Exercise inputs:

= = = = =

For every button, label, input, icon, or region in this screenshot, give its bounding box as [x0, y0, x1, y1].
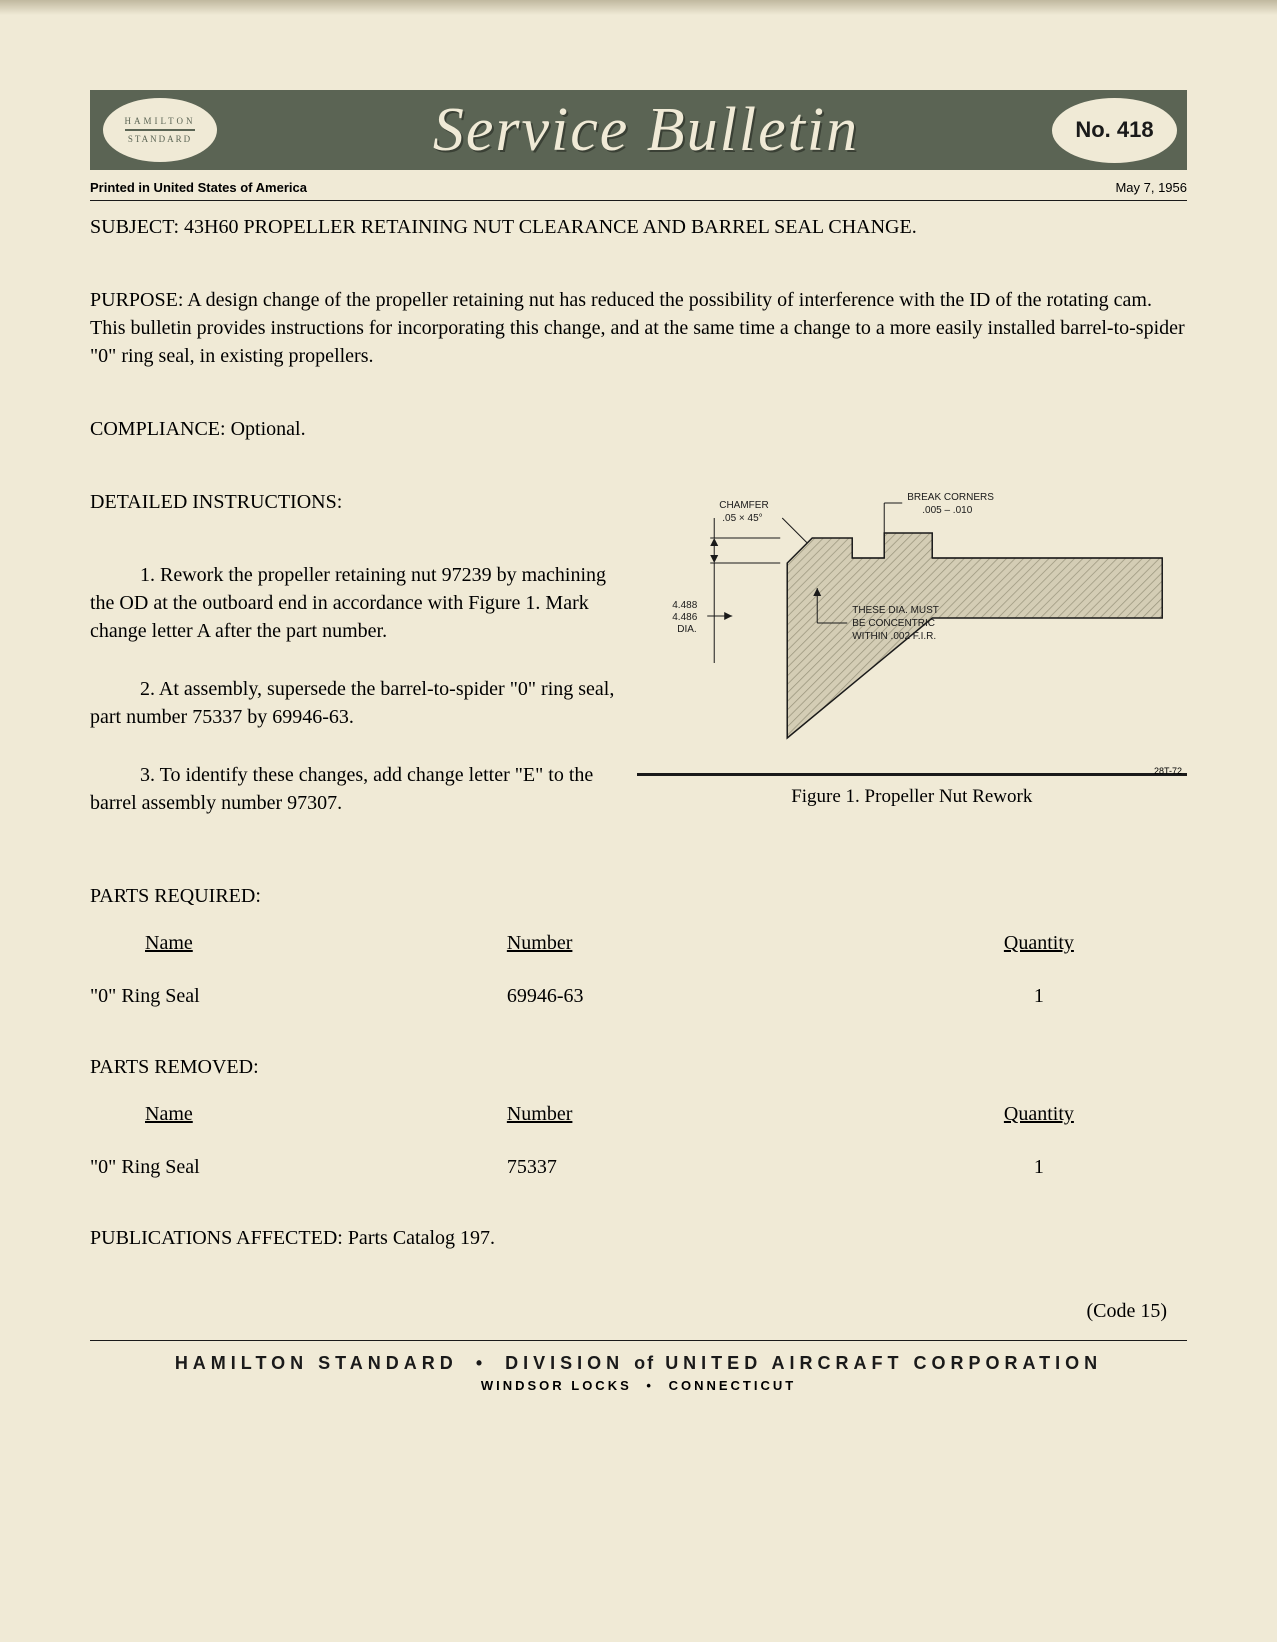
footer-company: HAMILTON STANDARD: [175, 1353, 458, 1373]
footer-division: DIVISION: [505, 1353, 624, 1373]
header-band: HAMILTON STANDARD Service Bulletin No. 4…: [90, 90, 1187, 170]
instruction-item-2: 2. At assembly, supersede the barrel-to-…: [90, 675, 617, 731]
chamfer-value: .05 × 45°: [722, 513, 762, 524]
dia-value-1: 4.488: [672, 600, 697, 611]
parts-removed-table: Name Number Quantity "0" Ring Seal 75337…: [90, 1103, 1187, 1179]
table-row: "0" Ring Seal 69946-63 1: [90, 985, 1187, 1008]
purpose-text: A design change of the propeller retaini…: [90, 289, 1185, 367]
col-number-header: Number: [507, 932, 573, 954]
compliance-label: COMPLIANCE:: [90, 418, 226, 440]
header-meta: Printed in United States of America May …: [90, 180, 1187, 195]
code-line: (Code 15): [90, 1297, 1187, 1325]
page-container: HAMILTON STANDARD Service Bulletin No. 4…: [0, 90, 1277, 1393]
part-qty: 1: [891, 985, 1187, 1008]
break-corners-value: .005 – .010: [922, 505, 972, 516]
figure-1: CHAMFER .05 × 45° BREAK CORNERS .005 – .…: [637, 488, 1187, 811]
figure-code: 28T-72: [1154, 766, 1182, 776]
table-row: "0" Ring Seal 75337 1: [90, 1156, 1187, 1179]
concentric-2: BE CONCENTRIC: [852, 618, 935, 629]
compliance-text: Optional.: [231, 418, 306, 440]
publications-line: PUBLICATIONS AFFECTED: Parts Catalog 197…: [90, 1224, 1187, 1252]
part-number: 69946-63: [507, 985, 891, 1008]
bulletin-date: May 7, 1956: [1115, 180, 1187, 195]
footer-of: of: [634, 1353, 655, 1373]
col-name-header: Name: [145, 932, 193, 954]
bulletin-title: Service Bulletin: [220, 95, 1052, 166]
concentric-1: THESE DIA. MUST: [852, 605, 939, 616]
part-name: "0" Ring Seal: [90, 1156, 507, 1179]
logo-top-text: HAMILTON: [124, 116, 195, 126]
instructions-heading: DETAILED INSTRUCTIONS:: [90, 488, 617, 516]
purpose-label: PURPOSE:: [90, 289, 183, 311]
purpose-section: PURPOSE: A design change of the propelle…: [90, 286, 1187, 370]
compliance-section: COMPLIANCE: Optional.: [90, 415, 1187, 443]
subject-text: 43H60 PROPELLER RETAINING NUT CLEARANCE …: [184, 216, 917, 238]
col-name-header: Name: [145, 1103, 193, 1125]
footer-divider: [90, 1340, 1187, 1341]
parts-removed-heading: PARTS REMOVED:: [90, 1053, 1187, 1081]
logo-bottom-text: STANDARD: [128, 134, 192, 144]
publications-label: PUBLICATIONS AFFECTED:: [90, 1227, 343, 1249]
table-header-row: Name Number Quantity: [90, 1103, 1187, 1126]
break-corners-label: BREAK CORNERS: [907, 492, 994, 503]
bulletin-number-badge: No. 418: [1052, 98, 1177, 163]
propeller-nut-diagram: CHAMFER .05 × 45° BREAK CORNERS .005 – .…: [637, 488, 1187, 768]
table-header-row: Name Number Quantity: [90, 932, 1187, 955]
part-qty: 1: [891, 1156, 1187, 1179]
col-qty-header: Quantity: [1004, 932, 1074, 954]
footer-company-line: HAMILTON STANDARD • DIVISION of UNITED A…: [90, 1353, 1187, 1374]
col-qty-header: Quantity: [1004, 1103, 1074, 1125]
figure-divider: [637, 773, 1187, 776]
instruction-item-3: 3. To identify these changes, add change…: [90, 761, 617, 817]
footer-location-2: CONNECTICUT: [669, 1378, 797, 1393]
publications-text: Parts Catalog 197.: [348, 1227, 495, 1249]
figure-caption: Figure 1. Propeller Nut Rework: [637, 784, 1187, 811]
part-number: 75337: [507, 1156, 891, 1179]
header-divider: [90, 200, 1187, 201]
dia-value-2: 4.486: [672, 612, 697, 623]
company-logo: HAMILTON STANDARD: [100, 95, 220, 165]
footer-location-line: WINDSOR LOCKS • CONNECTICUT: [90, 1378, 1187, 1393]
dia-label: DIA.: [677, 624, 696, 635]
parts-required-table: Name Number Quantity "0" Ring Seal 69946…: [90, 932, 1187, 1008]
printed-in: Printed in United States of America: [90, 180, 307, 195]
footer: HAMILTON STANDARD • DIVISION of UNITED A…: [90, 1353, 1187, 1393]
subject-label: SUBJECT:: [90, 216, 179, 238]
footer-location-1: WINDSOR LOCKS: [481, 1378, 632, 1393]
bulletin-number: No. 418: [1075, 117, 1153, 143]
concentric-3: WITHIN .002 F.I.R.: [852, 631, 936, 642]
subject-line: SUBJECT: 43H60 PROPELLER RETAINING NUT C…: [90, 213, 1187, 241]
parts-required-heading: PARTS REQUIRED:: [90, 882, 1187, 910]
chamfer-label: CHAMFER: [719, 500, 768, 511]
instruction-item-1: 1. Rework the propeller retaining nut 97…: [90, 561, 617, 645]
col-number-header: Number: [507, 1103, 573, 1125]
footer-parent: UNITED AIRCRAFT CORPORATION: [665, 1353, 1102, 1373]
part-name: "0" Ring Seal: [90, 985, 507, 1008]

= = = = =

Set exercise: Copy the rows above word for word, leaving out the picture.

Solution for this task:
For every button, label, input, icon, or region in this screenshot, give its bounding box as [x0, y0, x1, y1].
footer-company: HAMILTON STANDARD: [175, 1353, 458, 1373]
footer-division: DIVISION: [505, 1353, 624, 1373]
header-band: HAMILTON STANDARD Service Bulletin No. 4…: [90, 90, 1187, 170]
instruction-item-2: 2. At assembly, supersede the barrel-to-…: [90, 675, 617, 731]
chamfer-value: .05 × 45°: [722, 513, 762, 524]
dia-value-1: 4.488: [672, 600, 697, 611]
parts-removed-table: Name Number Quantity "0" Ring Seal 75337…: [90, 1103, 1187, 1179]
table-row: "0" Ring Seal 69946-63 1: [90, 985, 1187, 1008]
purpose-text: A design change of the propeller retaini…: [90, 289, 1185, 367]
col-number-header: Number: [507, 932, 573, 954]
compliance-label: COMPLIANCE:: [90, 418, 226, 440]
header-meta: Printed in United States of America May …: [90, 180, 1187, 195]
code-line: (Code 15): [90, 1297, 1187, 1325]
page-container: HAMILTON STANDARD Service Bulletin No. 4…: [0, 90, 1277, 1393]
part-qty: 1: [891, 985, 1187, 1008]
break-corners-value: .005 – .010: [922, 505, 972, 516]
figure-1: CHAMFER .05 × 45° BREAK CORNERS .005 – .…: [637, 488, 1187, 811]
figure-code: 28T-72: [1154, 766, 1182, 776]
table-row: "0" Ring Seal 75337 1: [90, 1156, 1187, 1179]
concentric-2: BE CONCENTRIC: [852, 618, 935, 629]
compliance-text: Optional.: [231, 418, 306, 440]
publications-line: PUBLICATIONS AFFECTED: Parts Catalog 197…: [90, 1224, 1187, 1252]
part-number: 69946-63: [507, 985, 891, 1008]
bulletin-date: May 7, 1956: [1115, 180, 1187, 195]
footer-of: of: [634, 1353, 655, 1373]
col-name-header: Name: [145, 932, 193, 954]
bulletin-title: Service Bulletin: [220, 95, 1052, 166]
concentric-1: THESE DIA. MUST: [852, 605, 939, 616]
part-name: "0" Ring Seal: [90, 1156, 507, 1179]
logo-top-text: HAMILTON: [124, 116, 195, 126]
instructions-heading: DETAILED INSTRUCTIONS:: [90, 488, 617, 516]
purpose-label: PURPOSE:: [90, 289, 183, 311]
purpose-section: PURPOSE: A design change of the propelle…: [90, 286, 1187, 370]
compliance-section: COMPLIANCE: Optional.: [90, 415, 1187, 443]
subject-text: 43H60 PROPELLER RETAINING NUT CLEARANCE …: [184, 216, 917, 238]
col-name-header: Name: [145, 1103, 193, 1125]
footer-divider: [90, 1340, 1187, 1341]
parts-removed-heading: PARTS REMOVED:: [90, 1053, 1187, 1081]
logo-bottom-text: STANDARD: [128, 134, 192, 144]
publications-label: PUBLICATIONS AFFECTED:: [90, 1227, 343, 1249]
table-header-row: Name Number Quantity: [90, 1103, 1187, 1126]
break-corners-label: BREAK CORNERS: [907, 492, 994, 503]
bulletin-number-badge: No. 418: [1052, 98, 1177, 163]
propeller-nut-diagram: CHAMFER .05 × 45° BREAK CORNERS .005 – .…: [637, 488, 1187, 768]
table-header-row: Name Number Quantity: [90, 932, 1187, 955]
part-qty: 1: [891, 1156, 1187, 1179]
col-qty-header: Quantity: [1004, 932, 1074, 954]
footer-company-line: HAMILTON STANDARD • DIVISION of UNITED A…: [90, 1353, 1187, 1374]
col-qty-header: Quantity: [1004, 1103, 1074, 1125]
figure-divider: [637, 773, 1187, 776]
instruction-item-3: 3. To identify these changes, add change…: [90, 761, 617, 817]
footer-location-2: CONNECTICUT: [669, 1378, 797, 1393]
publications-text: Parts Catalog 197.: [348, 1227, 495, 1249]
figure-caption: Figure 1. Propeller Nut Rework: [637, 784, 1187, 811]
part-number: 75337: [507, 1156, 891, 1179]
header-divider: [90, 200, 1187, 201]
dia-value-2: 4.486: [672, 612, 697, 623]
company-logo: HAMILTON STANDARD: [100, 95, 220, 165]
footer-location-line: WINDSOR LOCKS • CONNECTICUT: [90, 1378, 1187, 1393]
dia-label: DIA.: [677, 624, 696, 635]
parts-required-table: Name Number Quantity "0" Ring Seal 69946…: [90, 932, 1187, 1008]
printed-in: Printed in United States of America: [90, 180, 307, 195]
footer: HAMILTON STANDARD • DIVISION of UNITED A…: [90, 1353, 1187, 1393]
subject-label: SUBJECT:: [90, 216, 179, 238]
footer-location-1: WINDSOR LOCKS: [481, 1378, 632, 1393]
bulletin-number: No. 418: [1075, 117, 1153, 143]
concentric-3: WITHIN .002 F.I.R.: [852, 631, 936, 642]
subject-line: SUBJECT: 43H60 PROPELLER RETAINING NUT C…: [90, 213, 1187, 241]
parts-required-heading: PARTS REQUIRED:: [90, 882, 1187, 910]
chamfer-label: CHAMFER: [719, 500, 768, 511]
instruction-item-1: 1. Rework the propeller retaining nut 97…: [90, 561, 617, 645]
col-number-header: Number: [507, 1103, 573, 1125]
footer-parent: UNITED AIRCRAFT CORPORATION: [665, 1353, 1102, 1373]
part-name: "0" Ring Seal: [90, 985, 507, 1008]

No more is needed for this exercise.